Exact reproduction is required for all entries.

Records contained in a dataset
==========

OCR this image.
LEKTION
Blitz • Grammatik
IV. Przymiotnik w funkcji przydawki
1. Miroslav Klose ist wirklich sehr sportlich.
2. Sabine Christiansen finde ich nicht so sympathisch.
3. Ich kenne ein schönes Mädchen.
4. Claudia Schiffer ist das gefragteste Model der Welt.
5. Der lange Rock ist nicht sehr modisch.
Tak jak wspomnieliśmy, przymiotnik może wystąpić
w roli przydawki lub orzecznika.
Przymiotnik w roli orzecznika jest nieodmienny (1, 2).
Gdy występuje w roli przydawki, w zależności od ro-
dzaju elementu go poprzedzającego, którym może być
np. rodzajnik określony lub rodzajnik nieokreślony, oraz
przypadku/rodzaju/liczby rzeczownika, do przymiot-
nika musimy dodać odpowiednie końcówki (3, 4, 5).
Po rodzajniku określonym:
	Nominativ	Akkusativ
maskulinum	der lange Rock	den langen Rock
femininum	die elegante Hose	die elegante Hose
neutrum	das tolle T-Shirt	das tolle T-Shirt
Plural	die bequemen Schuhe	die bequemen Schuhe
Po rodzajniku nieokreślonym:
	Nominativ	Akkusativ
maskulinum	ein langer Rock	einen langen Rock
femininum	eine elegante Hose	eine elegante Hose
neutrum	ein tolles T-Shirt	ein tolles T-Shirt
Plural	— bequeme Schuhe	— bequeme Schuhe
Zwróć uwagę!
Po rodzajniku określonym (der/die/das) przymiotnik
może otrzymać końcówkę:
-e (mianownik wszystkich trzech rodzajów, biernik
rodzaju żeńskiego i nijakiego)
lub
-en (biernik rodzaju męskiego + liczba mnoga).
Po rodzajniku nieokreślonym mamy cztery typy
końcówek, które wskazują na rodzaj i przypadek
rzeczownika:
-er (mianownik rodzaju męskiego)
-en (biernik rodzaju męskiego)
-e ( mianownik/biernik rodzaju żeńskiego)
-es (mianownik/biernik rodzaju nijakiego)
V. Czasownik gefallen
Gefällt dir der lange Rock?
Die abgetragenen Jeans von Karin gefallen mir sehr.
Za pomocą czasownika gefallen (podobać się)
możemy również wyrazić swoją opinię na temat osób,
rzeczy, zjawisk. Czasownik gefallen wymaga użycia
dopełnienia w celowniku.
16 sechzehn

==========

Result for this task.
OCR this image.
LEKTION
Blitz • Grammatik
IV. Przymiotnik w funkcji przydawki
1. Miroslav Klose ist wirklich sehr sportlich.
2. Sabine Christiansen finde ich nicht so sympathisch.
3. Ich kenne ein schönes Mädchen.
4. Claudia Schiffer ist das gefragteste Model der Welt.
5. Der lange Rock ist nicht sehr modisch.
Tak jak wspomnieliśmy, przymiotnik może wystąpić
w roli przydawki lub orzecznika.
Przymiotnik w roli orzecznika jest nieodmienny (1, 2).
Gdy występuje w roli przydawki, w zależności od ro-
dzaju elementu go poprzedzającego, którym może być
np. rodzajnik określony lub rodzajnik nieokreślony, oraz
przypadku/rodzaju/liczby rzeczownika, do przymiot-
nika musimy dodać odpowiednie końcówki (3, 4, 5).
Po rodzajniku określonym:
	Nominativ	Akkusativ
maskulinum	der lange Rock	den langen Rock
femininum	die elegante Hose	die elegante Hose
neutrum	das tolle T-Shirt	das tolle T-Shirt
Plural	die bequemen Schuhe	die bequemen Schuhe
Po rodzajniku nieokreślonym:
	Nominativ	Akkusativ
maskulinum	ein langer Rock	einen langen Rock
femininum	eine elegante Hose	eine elegante Hose
neutrum	ein tolles T-Shirt	ein tolles T-Shirt
Plural	— bequeme Schuhe	— bequeme Schuhe
Zwróć uwagę!
Po rodzajniku określonym (der/die/das) przymiotnik
może otrzymać końcówkę:
-e (mianownik wszystkich trzech rodzajów, biernik
rodzaju żeńskiego i nijakiego)
lub
-en (biernik rodzaju męskiego + liczba mnoga).
Po rodzajniku nieokreślonym mamy cztery typy
końcówek, które wskazują na rodzaj i przypadek
rzeczownika:
-er (mianownik rodzaju męskiego)
-en (biernik rodzaju męskiego)
-e ( mianownik/biernik rodzaju żeńskiego)
-es (mianownik/biernik rodzaju nijakiego)
V. Czasownik gefallen
Gefällt dir der lange Rock?
Die abgetragenen Jeans von Karin gefallen mir sehr.
Za pomocą czasownika gefallen (podobać się)
możemy również wyrazić swoją opinię na temat osób,
rzeczy, zjawisk. Czasownik gefallen wymaga użycia
dopełnienia w celowniku.
16 sechzehn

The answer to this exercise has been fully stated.